*Exercise brief*.
Transcribe all of the material exactly, except for its pictures.

>> Start

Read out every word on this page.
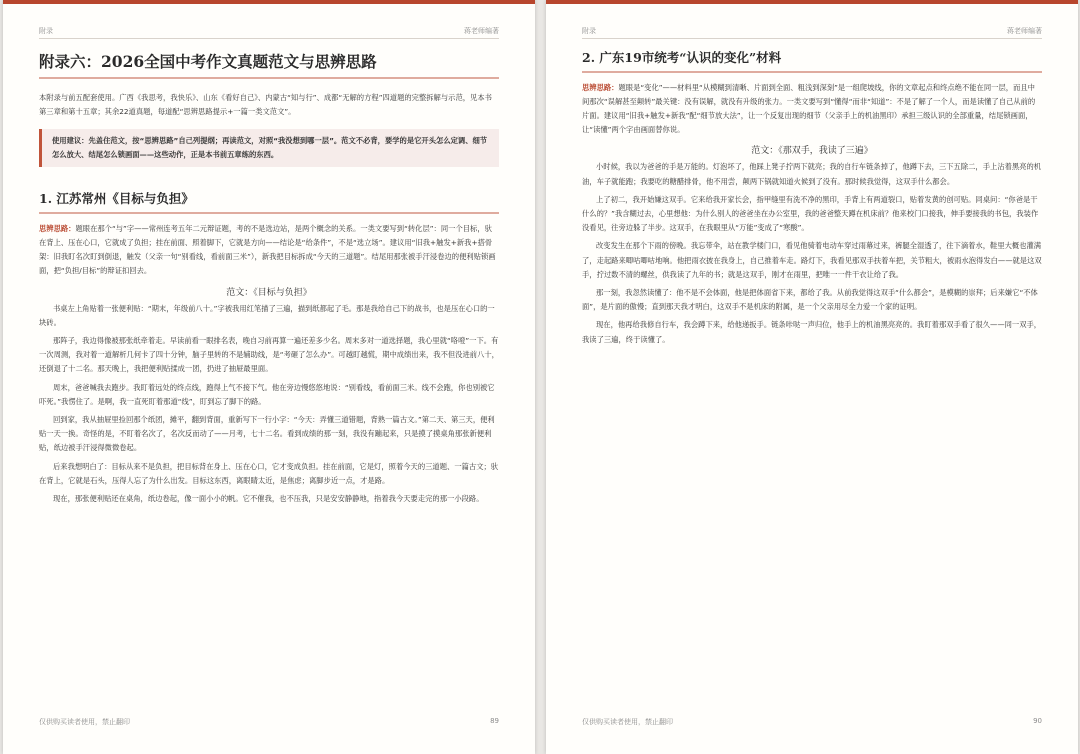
附录	蒋老师编著
附录六：2026全国中考作文真题范文与思辨思路

本附录与前五配套使用。广西《我思考，我快乐》、山东《看好自己》、内蒙古“知与行”、成都“无解的方程”四道题的完整拆解与示范，见本书第三章和第十五章；其余22道真题，每道配“思辨思路提示+一篇一类文范文”。

使用建议：先盖住范文，按“思辨思路”自己列提纲；再读范文，对照“我没想到哪一层”。范文不必背，要学的是它开头怎么定调、细节怎么放大、结尾怎么锁画面——这些动作，正是本书前五章练的东西。

1. 江苏常州《目标与负担》

思辨思路：题眼在那个“与”字——常州连考五年二元辩证题，考的不是选边站，是两个概念的关系。一类文要写到“转化层”：同一个目标，驮在背上、压在心口，它就成了负担；挂在前面、照着脚下，它就是方向——结论是“给条件”，不是“选立场”。建议用“旧我+触发+新我+搭骨架：旧我盯名次盯到倒退，触发（父亲一句“别看线，看前面三米”），新我把目标拆成“今天的三道题”。结尾用那张被手汗浸卷边的便利贴锁画面，把“负担/目标”的辩证扣回去。

范文：《目标与负担》

书桌左上角贴着一张便利贴：“期末，年级前八十。”字被我用红笔描了三遍，描到纸都起了毛。那是我给自己下的战书，也是压在心口的一块砖。

那阵子，我边得像被那张纸牵着走。早读前看一眼排名表，晚自习前再算一遍还差多少名。周末多对一道选择题，我心里就“咯噔”一下。有一次周测，我对着一道解析几何卡了四十分钟，脑子里转的不是辅助线，是“考砸了怎么办”。可越盯越慌，期中成绩出来，我不但没进前八十，还倒退了十二名。那天晚上，我把便利贴揉成一团，扔进了抽屉最里面。

周末，爸爸喊我去跑步。我盯着远处的终点线，跑得上气不接下气。他在旁边慢悠悠地说：“别看线，看前面三米。线不会跑，你也别被它吓死。”我愣住了。是啊，我一直死盯着那道“线”，盯到忘了脚下的路。

回到家，我从抽屉里捡回那个纸团，摊平，翻到背面，重新写下一行小字：“今天：弄懂三道错题，背熟一篇古文。”第二天、第三天，便利贴一天一换。奇怪的是，不盯着名次了，名次反而动了——月考，七十二名。看到成绩的那一刻，我没有蹦起来，只是摸了摸桌角那张新便利贴，纸边被手汗浸得微微卷起。

后来我想明白了：目标从来不是负担，把目标背在身上、压在心口，它才变成负担。挂在前面，它是灯，照着今天的三道题、一篇古文；驮在背上，它就是石头，压得人忘了为什么出发。目标这东西，离眼睛太近，是焦虑；离脚步近一点，才是路。

现在，那张便利贴还在桌角，纸边卷起，像一面小小的帆。它不催我，也不压我，只是安安静静地，指着我今天要走完的那一小段路。

仅供购买读者使用，禁止翻印	89
附录	蒋老师编著
2. 广东19市统考“认识的变化”材料

思辨思路：题眼是“变化”——材料里“从模糊到清晰、片面到全面、粗浅到深刻”是一组爬坡线，你的文章起点和终点绝不能在同一层，而且中间那次“误解甚至颠转”最关键：没有误解，就没有升级的张力。一类文要写到“懂得“而非“知道”：不是了解了一个人，而是读懂了自己从前的片面。建议用“旧我+触发+新我”配“细节放大法”，让一个反复出现的细节（父亲手上的机油黑印）承担三级认识的全部重量，结尾锁画面，让“读懂”两个字由画面替你说。

范文：《那双手，我读了三遍》

小时候，我以为爸爸的手是万能的。灯泡坏了，他踩上凳子拧两下就亮；我的自行车链条掉了，他蹲下去，三下五除二，手上沾着黑亮的机油，车子就能跑；我要吃的糖醋排骨，他不用尝，颠两下锅就知道火候到了没有。那时候我觉得，这双手什么都会。

上了初二，我开始嫌这双手。它来给我开家长会，指甲缝里有洗不净的黑印，手背上有两道裂口，贴着发黄的创可贴。同桌问：“你爸是干什么的？”我含糊过去，心里想他：为什么别人的爸爸坐在办公室里，我的爸爸整天蹲在机床前？他来校门口接我，伸手要接我的书包，我装作没看见，往旁边躲了半步。这双手，在我眼里从“万能”变成了“寒酸”。

改变发生在那个下雨的傍晚。我忘带伞，站在教学楼门口，看见他骑着电动车穿过雨幕过来，裤腿全湿透了，往下滴着水，鞋里大概也灌满了，走起路来唧咕唧咕地响。他把雨衣披在我身上，自己推着车走。路灯下，我看见那双手扶着车把，关节粗大，被雨水泡得发白——就是这双手，拧过数不清的螺丝，供我读了九年的书；就是这双手，刚才在雨里，把唯一一件干衣让给了我。

那一刻，我忽然读懂了：他不是不会体面，他是把体面省下来，都给了我。从前我觉得这双手“什么都会”，是模糊的崇拜；后来嫌它“不体面”，是片面的傲慢；直到那天我才明白，这双手不是机床的附属，是一个父亲用尽全力爱一个家的证明。

现在，他再给我修自行车，我会蹲下来，给他递扳手。链条咔哒一声归位，他手上的机油黑亮亮的。我盯着那双手看了很久——同一双手，我读了三遍，终于读懂了。

仅供购买读者使用，禁止翻印	90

>> End

*Answer for this exercise*.
Read out every word on this page.
附录	蒋老师编著
附录六：2026全国中考作文真题范文与思辨思路

本附录与前五配套使用。广西《我思考，我快乐》、山东《看好自己》、内蒙古“知与行”、成都“无解的方程”四道题的完整拆解与示范，见本书第三章和第十五章；其余22道真题，每道配“思辨思路提示+一篇一类文范文”。

使用建议：先盖住范文，按“思辨思路”自己列提纲；再读范文，对照“我没想到哪一层”。范文不必背，要学的是它开头怎么定调、细节怎么放大、结尾怎么锁画面——这些动作，正是本书前五章练的东西。

1. 江苏常州《目标与负担》

思辨思路：题眼在那个“与”字——常州连考五年二元辩证题，考的不是选边站，是两个概念的关系。一类文要写到“转化层”：同一个目标，驮在背上、压在心口，它就成了负担；挂在前面、照着脚下，它就是方向——结论是“给条件”，不是“选立场”。建议用“旧我+触发+新我+搭骨架：旧我盯名次盯到倒退，触发（父亲一句“别看线，看前面三米”），新我把目标拆成“今天的三道题”。结尾用那张被手汗浸卷边的便利贴锁画面，把“负担/目标”的辩证扣回去。

范文：《目标与负担》

书桌左上角贴着一张便利贴：“期末，年级前八十。”字被我用红笔描了三遍，描到纸都起了毛。那是我给自己下的战书，也是压在心口的一块砖。

那阵子，我边得像被那张纸牵着走。早读前看一眼排名表，晚自习前再算一遍还差多少名。周末多对一道选择题，我心里就“咯噔”一下。有一次周测，我对着一道解析几何卡了四十分钟，脑子里转的不是辅助线，是“考砸了怎么办”。可越盯越慌，期中成绩出来，我不但没进前八十，还倒退了十二名。那天晚上，我把便利贴揉成一团，扔进了抽屉最里面。

周末，爸爸喊我去跑步。我盯着远处的终点线，跑得上气不接下气。他在旁边慢悠悠地说：“别看线，看前面三米。线不会跑，你也别被它吓死。”我愣住了。是啊，我一直死盯着那道“线”，盯到忘了脚下的路。

回到家，我从抽屉里捡回那个纸团，摊平，翻到背面，重新写下一行小字：“今天：弄懂三道错题，背熟一篇古文。”第二天、第三天，便利贴一天一换。奇怪的是，不盯着名次了，名次反而动了——月考，七十二名。看到成绩的那一刻，我没有蹦起来，只是摸了摸桌角那张新便利贴，纸边被手汗浸得微微卷起。

后来我想明白了：目标从来不是负担，把目标背在身上、压在心口，它才变成负担。挂在前面，它是灯，照着今天的三道题、一篇古文；驮在背上，它就是石头，压得人忘了为什么出发。目标这东西，离眼睛太近，是焦虑；离脚步近一点，才是路。

现在，那张便利贴还在桌角，纸边卷起，像一面小小的帆。它不催我，也不压我，只是安安静静地，指着我今天要走完的那一小段路。

仅供购买读者使用，禁止翻印	89
附录	蒋老师编著
2. 广东19市统考“认识的变化”材料

思辨思路：题眼是“变化”——材料里“从模糊到清晰、片面到全面、粗浅到深刻”是一组爬坡线，你的文章起点和终点绝不能在同一层，而且中间那次“误解甚至颠转”最关键：没有误解，就没有升级的张力。一类文要写到“懂得“而非“知道”：不是了解了一个人，而是读懂了自己从前的片面。建议用“旧我+触发+新我”配“细节放大法”，让一个反复出现的细节（父亲手上的机油黑印）承担三级认识的全部重量，结尾锁画面，让“读懂”两个字由画面替你说。

范文：《那双手，我读了三遍》

小时候，我以为爸爸的手是万能的。灯泡坏了，他踩上凳子拧两下就亮；我的自行车链条掉了，他蹲下去，三下五除二，手上沾着黑亮的机油，车子就能跑；我要吃的糖醋排骨，他不用尝，颠两下锅就知道火候到了没有。那时候我觉得，这双手什么都会。

上了初二，我开始嫌这双手。它来给我开家长会，指甲缝里有洗不净的黑印，手背上有两道裂口，贴着发黄的创可贴。同桌问：“你爸是干什么的？”我含糊过去，心里想他：为什么别人的爸爸坐在办公室里，我的爸爸整天蹲在机床前？他来校门口接我，伸手要接我的书包，我装作没看见，往旁边躲了半步。这双手，在我眼里从“万能”变成了“寒酸”。

改变发生在那个下雨的傍晚。我忘带伞，站在教学楼门口，看见他骑着电动车穿过雨幕过来，裤腿全湿透了，往下滴着水，鞋里大概也灌满了，走起路来唧咕唧咕地响。他把雨衣披在我身上，自己推着车走。路灯下，我看见那双手扶着车把，关节粗大，被雨水泡得发白——就是这双手，拧过数不清的螺丝，供我读了九年的书；就是这双手，刚才在雨里，把唯一一件干衣让给了我。

那一刻，我忽然读懂了：他不是不会体面，他是把体面省下来，都给了我。从前我觉得这双手“什么都会”，是模糊的崇拜；后来嫌它“不体面”，是片面的傲慢；直到那天我才明白，这双手不是机床的附属，是一个父亲用尽全力爱一个家的证明。

现在，他再给我修自行车，我会蹲下来，给他递扳手。链条咔哒一声归位，他手上的机油黑亮亮的。我盯着那双手看了很久——同一双手，我读了三遍，终于读懂了。

仅供购买读者使用，禁止翻印	90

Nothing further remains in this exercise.